### [ВЫБРАННЫЙ ОТРЫВОК]
--------------------------------------------------

Возможно, так; но в Апдайке для этого слишком много жизненной силы (как и в жизни, в литературе, в пагубной книге — и в читателе). «Слезы моего отца» легко переносят нас на север Вермонта, на ферму, фамильную собственность первой жены Джима, где он давно, еще молодым мужем, наблюдал редкое, но случающееся явление. В доме была уединенная ванная комната, длинная, с оштукатуренными пустыми стенами и пустым деревянным полом; ванную упорно преследовала небольшая, но яркая радуга, двигавшаяся по стенам в течение дня в зависимости от того, под каким углом падало солнце на скошенный край зеркала аптечки. Когда не без труда нагревали воду для дневной ванны, созданная призмой радуга скрашивала купающемуся одиночество: она прыгала и дрожала от колебаний дома, вызванных людскими шагами или порывами ветра.

Для Джима это подобное Ариэль явление имеет дополнительный смысл потому, что именно там, на ферме, впервые забеременела его жена: «Это микроскопическое событие глубоко внутри моей невесты объединилось у меня в сознании с радугой на нижней части ванны, нашим любимцем-бесенком, созданным преломлением света».

В 1981 году, когда Апдайк и Джон Чивер выступали вместе в телешоу Дика Кэветта (единственном совместном телевыступлении), их взаимное восхищение компенсировало необычно спокойный тон передачи. В какой-то миг Апдайк предположил, что Кэветт, должно быть, сожалеет, что не пригласил вместо них Мейлера и Видала. Когда Кэветт заговорил об этих писателях, которых порой по невежеству смешивают, Чивер, чтобы подчеркнуть разницу между ними, заявил, что Апдайк — единственный писатель, создающий впечатление, что американцы живут в окружении богатств, которых не замечают. В своем ответе-комплименте Апдайк подчеркнул, что Чивер — трансценденталист, ощущающий и передающий лучеизлучение, которое он, Апдайк, не в состоянии почувствовать или передать. В сравнительном отношении это так, хотя внутри себя и наедине с собой Апдайк является если не трансценденталистом, то по меньшей мере трансформационистом, стремящимся найти в ванной радугу-бесенка, продукт преломления лучей солнечного света.

--------------------------------------------------

### [ПРЕДСТАВЛЕННЫЕ СВЕДЕНИЯ]
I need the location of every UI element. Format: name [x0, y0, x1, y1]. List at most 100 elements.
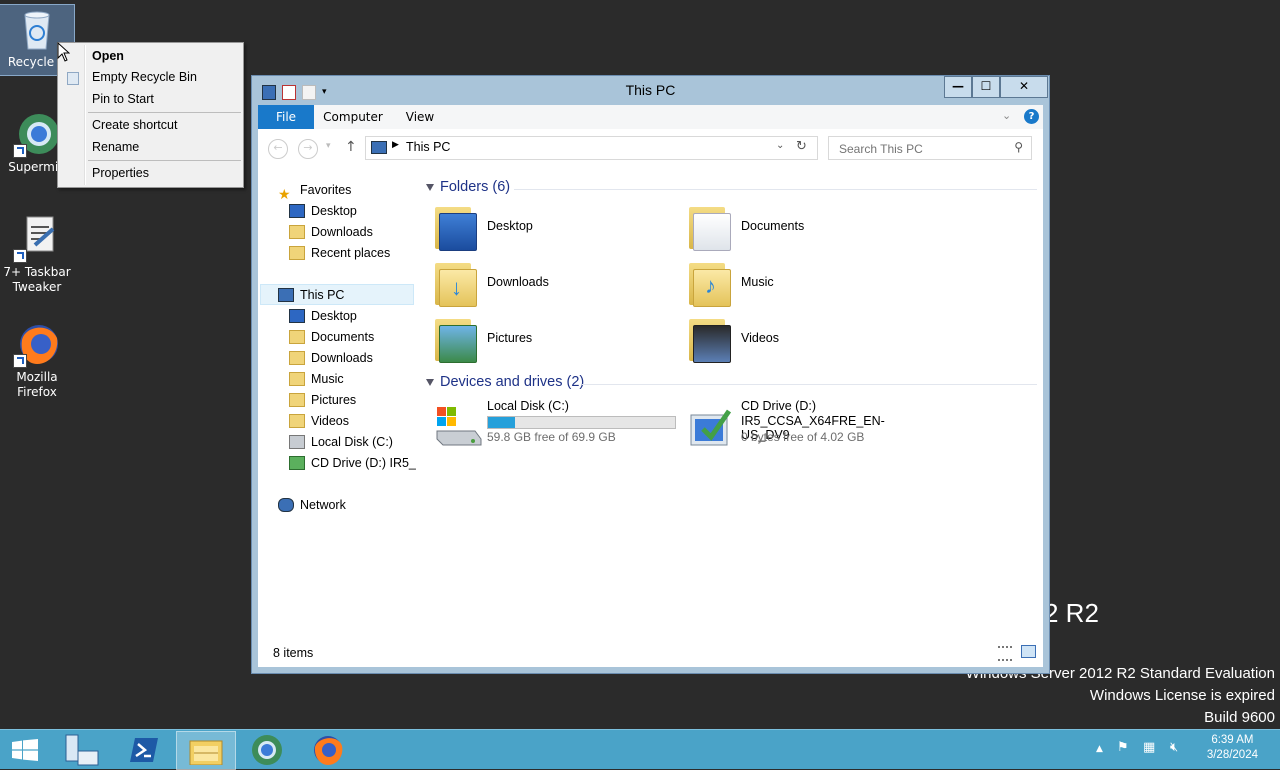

--------------------------------------------------

### [ЗАДАЧИ ДЛЯ РАБОТЫ]
- A) Выведите без изменений часть отрывка об Апдайке: начните с фрагмента, где стоят слова «Возможно, так; но», и остановитесь после слов «или порывами ветра.».
- B) Продолжите отрывок об Апдайке, начав сразу после его последнего предложения.

### [ОТВЕТЫ ПО ПОРЯДКУ]
- A)
Возможно, так; но в Апдайке для этого слишком много жизненной силы (как и в жизни, в литературе, в пагубной книге — и в читателе). «Слезы моего отца» легко переносят нас на север Вермонта, на ферму, фамильную собственность первой жены Джима, где он давно, еще молодым мужем, наблюдал редкое, но случающееся явление. В доме была уединенная ванная комната, длинная, с оштукатуренными пустыми стенами и пустым деревянным полом; ванную упорно преследовала небольшая, но яркая радуга, двигавшаяся по стенам в течение дня в зависимости от того, под каким углом падало солнце на скошенный край зеркала аптечки. Когда не без труда нагревали воду для дневной ванны, созданная призмой радуга скрашивала купающемуся одиночество: она прыгала и дрожала от колебаний дома, вызванных людскими шагами или порывами ветра.

- B)
В его самом последнем рассказе «Полный стакан» (опубликованном в журнале «Нью-Йоркер» 26 мая 2008 года) бывший страховой агент, ставший циклевщиком полов, который приближается к восьмидестилетию, рассматривает свою жизнь сквозь призму воды (море, структура тела, человеческие слезы, стакан той жидкости, которая нужна ему, чтобы запивать «продлевающие жизнь пилюли»). Большинство людей склонны рассматривать свою жизнь как стакан воды, который в зависимости от темперамента наполовину полон или наполовину пуст. Этот (на сей раз безымянный) рассказчик от первого лица предпочитает ретроспективу в смысле «моментов того ощущения полного стакана». Последнее предложение рассказа, в котором рассказчик отступает назад и смотрит на себя — или Апдайк отступает назад и смотрит на рассказчика — или Апдайк отступает назад и смотрит на себя, — звучит так:

Если я в состоянии правильно прочитать мысли этого старикана, он поднимает тост за этот открытый его взору мир, проклиная свой грядущий уход из него.

Невозможно не думать о нем и не сочувствовать Апдайку, отстучавшему это предложение и затем поставившему свою последнюю точку, свой писательский конечный пункт. Точно так же невозможно не почтить его память и не поблагодарить его, подняв читательский стакан, наполненный до краев, — предпочтительно не водой.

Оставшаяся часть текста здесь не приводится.